**Record extracts**
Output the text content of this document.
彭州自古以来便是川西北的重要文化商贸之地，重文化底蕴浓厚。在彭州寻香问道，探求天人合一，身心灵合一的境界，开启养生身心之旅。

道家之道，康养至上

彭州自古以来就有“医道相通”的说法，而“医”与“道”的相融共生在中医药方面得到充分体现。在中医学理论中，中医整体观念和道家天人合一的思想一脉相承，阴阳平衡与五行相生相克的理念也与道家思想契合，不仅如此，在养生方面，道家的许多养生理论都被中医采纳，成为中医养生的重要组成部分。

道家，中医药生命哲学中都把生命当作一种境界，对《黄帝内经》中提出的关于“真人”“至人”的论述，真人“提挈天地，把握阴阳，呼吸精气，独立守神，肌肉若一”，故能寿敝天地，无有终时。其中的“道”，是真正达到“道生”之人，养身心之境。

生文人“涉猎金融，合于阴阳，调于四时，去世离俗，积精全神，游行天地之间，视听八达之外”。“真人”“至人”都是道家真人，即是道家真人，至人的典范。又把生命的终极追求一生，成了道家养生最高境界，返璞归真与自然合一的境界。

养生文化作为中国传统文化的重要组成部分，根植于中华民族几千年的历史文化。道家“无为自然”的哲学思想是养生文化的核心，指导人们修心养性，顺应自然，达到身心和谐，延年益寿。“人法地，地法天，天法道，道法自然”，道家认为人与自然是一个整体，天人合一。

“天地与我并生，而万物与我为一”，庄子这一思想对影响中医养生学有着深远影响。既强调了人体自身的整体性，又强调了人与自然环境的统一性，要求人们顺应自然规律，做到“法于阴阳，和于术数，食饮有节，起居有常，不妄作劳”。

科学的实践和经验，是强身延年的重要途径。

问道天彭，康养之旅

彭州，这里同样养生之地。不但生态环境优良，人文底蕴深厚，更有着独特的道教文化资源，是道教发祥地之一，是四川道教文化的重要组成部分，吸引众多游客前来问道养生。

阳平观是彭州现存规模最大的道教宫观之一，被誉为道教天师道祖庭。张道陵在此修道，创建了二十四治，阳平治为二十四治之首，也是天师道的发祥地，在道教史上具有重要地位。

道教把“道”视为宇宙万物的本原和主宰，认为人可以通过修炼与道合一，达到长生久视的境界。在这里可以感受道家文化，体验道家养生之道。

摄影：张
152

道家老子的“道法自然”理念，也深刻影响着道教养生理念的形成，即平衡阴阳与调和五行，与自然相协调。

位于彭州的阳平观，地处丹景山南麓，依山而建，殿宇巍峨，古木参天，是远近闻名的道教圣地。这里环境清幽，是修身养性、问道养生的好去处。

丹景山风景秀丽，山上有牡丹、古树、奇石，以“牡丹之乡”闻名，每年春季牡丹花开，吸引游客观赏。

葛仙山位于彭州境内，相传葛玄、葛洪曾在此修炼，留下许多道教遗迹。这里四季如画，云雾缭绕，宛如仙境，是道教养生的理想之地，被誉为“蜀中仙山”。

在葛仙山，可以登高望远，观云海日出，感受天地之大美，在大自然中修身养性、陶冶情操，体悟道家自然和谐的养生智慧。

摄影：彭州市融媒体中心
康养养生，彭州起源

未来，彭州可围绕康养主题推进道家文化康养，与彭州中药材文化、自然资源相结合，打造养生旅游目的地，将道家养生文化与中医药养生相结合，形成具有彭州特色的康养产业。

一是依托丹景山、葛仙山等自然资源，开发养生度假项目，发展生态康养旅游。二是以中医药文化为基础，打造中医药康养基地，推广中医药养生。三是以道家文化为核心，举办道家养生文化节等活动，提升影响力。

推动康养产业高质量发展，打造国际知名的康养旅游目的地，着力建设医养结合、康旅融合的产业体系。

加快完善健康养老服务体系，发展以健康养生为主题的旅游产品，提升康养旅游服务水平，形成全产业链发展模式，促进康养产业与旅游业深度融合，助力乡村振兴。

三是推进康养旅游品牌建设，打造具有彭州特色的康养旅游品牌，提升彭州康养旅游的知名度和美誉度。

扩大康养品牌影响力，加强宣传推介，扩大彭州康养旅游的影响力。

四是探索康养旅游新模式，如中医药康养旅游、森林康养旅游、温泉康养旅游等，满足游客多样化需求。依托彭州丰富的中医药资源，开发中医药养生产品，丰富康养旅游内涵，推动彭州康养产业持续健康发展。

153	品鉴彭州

**Aim**
Every line of the records that includes the word "道法自然" should be gathered.

**Solution**
养生文化作为中国传统文化的重要组成部分，根植于中华民族几千年的历史文化。道家“无为自然”的哲学思想是养生文化的核心，指导人们修心养性，顺应自然，达到身心和谐，延年益寿。“人法地，地法天，天法道，道法自然”，道家认为人与自然是一个整体，天人合一。
道家老子的“道法自然”理念，也深刻影响着道教养生理念的形成，即平衡阴阳与调和五行，与自然相协调。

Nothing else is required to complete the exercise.